● **WHAT YOU ARE ASKED TO DO**:
Which lines of the records contain "photo"? Collect every one of them.

————————

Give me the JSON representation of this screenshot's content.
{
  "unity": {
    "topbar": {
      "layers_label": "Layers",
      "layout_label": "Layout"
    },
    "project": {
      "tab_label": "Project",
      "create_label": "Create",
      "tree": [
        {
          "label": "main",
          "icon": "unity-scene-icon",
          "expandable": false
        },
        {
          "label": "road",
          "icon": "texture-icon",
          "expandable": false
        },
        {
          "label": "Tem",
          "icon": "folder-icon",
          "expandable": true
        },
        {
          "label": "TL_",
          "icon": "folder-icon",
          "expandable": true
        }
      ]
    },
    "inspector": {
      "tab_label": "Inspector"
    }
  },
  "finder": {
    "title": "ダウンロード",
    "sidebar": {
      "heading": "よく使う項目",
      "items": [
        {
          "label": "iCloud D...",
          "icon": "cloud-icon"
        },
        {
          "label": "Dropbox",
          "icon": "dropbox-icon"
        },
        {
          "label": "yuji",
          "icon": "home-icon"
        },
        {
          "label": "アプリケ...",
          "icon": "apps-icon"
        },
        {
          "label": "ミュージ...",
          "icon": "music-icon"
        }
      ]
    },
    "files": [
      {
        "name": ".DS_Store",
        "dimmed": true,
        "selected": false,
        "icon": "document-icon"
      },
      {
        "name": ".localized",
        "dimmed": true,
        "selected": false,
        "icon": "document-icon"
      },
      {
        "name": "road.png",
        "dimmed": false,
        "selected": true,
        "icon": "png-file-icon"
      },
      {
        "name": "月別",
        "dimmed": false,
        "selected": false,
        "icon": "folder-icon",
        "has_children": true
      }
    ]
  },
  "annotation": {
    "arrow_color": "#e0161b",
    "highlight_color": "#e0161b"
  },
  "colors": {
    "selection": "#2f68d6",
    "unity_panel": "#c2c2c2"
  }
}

————————

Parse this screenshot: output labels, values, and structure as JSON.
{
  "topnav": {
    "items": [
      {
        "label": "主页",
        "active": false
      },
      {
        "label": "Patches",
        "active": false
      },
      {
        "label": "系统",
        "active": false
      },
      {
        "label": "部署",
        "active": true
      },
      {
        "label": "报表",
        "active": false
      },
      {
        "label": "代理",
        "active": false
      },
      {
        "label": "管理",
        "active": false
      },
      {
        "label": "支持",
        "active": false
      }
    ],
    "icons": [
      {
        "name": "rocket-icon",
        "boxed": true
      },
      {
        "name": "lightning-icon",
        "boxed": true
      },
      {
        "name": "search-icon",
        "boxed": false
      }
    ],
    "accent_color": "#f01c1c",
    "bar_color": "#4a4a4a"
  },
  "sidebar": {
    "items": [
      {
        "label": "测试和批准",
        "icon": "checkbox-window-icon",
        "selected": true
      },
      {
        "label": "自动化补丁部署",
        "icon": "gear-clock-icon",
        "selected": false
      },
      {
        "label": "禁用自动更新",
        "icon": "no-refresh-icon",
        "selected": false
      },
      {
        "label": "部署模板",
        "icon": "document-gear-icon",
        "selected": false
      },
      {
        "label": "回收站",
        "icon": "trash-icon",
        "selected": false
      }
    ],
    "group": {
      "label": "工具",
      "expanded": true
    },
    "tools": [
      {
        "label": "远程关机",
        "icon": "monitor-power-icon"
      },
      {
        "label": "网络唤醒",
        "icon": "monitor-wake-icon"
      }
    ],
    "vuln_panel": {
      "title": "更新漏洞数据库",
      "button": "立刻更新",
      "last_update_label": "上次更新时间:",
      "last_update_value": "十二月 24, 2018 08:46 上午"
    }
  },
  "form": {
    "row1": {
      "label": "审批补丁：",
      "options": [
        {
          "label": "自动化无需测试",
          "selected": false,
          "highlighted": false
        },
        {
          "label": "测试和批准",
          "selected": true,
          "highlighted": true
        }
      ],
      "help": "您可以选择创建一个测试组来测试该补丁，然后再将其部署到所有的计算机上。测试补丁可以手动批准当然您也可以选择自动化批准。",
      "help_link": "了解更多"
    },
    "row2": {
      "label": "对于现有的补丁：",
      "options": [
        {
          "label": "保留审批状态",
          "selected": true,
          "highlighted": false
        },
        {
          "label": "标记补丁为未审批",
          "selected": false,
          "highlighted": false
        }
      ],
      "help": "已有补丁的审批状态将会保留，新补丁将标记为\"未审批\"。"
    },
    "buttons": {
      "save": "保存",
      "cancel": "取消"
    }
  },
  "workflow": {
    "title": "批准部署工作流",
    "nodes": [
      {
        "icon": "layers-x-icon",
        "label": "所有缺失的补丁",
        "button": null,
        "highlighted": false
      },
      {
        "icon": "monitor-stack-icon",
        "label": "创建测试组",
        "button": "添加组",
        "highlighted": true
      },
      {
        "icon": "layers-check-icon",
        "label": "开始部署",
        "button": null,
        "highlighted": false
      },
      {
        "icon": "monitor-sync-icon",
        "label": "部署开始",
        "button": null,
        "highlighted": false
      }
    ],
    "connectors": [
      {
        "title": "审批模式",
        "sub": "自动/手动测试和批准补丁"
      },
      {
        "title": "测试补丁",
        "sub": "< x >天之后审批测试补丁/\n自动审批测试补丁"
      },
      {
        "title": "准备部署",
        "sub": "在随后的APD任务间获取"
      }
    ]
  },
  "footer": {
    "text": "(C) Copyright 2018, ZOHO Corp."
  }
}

————————

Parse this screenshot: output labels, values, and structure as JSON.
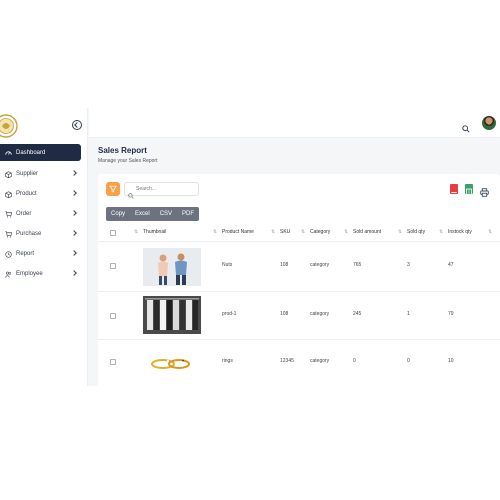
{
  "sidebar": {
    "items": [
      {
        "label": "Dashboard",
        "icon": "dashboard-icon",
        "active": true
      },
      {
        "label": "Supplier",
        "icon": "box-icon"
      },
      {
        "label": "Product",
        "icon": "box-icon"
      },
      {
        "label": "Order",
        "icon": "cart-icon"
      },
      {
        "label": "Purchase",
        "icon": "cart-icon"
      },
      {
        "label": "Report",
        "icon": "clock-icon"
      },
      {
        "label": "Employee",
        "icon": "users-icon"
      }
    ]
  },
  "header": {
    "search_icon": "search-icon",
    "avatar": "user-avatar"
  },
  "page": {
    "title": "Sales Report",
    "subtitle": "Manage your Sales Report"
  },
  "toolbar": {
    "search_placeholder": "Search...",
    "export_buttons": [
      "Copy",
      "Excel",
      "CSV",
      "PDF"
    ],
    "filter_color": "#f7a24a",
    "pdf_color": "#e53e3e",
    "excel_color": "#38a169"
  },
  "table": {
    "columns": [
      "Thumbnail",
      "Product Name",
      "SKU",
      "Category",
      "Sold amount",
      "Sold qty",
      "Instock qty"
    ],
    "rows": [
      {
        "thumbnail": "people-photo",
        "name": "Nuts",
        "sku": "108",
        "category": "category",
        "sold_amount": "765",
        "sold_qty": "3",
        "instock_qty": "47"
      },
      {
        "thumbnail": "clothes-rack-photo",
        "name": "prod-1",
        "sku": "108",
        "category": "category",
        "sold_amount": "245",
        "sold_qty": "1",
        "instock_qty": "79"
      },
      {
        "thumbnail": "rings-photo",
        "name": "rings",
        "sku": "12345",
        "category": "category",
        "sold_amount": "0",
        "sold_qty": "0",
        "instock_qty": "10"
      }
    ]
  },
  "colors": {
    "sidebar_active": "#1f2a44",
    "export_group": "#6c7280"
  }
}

————————

● **COMPLETE RESPONSE**:
        "thumbnail": "people-photo",
        "thumbnail": "clothes-rack-photo",
        "thumbnail": "rings-photo",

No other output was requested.